▶ _Short problem_: Below is a listing; reproduce each line of it exactly.

▶ _Data provided_:
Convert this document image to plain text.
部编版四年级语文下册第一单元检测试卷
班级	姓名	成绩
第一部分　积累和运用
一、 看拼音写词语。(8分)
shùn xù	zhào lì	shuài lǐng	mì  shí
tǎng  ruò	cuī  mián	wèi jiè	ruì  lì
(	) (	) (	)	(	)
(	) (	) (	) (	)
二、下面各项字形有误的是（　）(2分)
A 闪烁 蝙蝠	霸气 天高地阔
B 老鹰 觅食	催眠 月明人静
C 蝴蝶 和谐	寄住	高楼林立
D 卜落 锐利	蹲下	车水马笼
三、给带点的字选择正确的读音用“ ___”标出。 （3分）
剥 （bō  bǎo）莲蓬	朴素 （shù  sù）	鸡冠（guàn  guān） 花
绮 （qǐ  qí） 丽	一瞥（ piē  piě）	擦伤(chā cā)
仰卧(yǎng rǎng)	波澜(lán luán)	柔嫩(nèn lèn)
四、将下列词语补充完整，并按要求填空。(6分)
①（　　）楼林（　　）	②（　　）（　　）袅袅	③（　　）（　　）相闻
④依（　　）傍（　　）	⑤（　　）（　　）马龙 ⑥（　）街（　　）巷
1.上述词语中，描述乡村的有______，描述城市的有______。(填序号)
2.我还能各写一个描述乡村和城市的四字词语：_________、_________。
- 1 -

▶ _Task response_:
Convert this document image to plain text.
部编版四年级语文下册第一单元检测试卷
班级	姓名	成绩
第一部分　积累和运用
一、 看拼音写词语。(8分)
shùn xù	zhào lì	shuài lǐng	mì  shí
tǎng  ruò	cuī  mián	wèi jiè	ruì  lì
(	) (	) (	)	(	)
(	) (	) (	) (	)
二、下面各项字形有误的是（　）(2分)
A 闪烁 蝙蝠	霸气 天高地阔
B 老鹰 觅食	催眠 月明人静
C 蝴蝶 和谐	寄住	高楼林立
D 卜落 锐利	蹲下	车水马笼
三、给带点的字选择正确的读音用“ ___”标出。 （3分）
剥 （bō  bǎo）莲蓬	朴素 （shù  sù）	鸡冠（guàn  guān） 花
绮 （qǐ  qí） 丽	一瞥（ piē  piě）	擦伤(chā cā)
仰卧(yǎng rǎng)	波澜(lán luán)	柔嫩(nèn lèn)
四、将下列词语补充完整，并按要求填空。(6分)
①（　　）楼林（　　）	②（　　）（　　）袅袅	③（　　）（　　）相闻
④依（　　）傍（　　）	⑤（　　）（　　）马龙 ⑥（　）街（　　）巷
1.上述词语中，描述乡村的有______，描述城市的有______。(填序号)
2.我还能各写一个描述乡村和城市的四字词语：_________、_________。
- 1 -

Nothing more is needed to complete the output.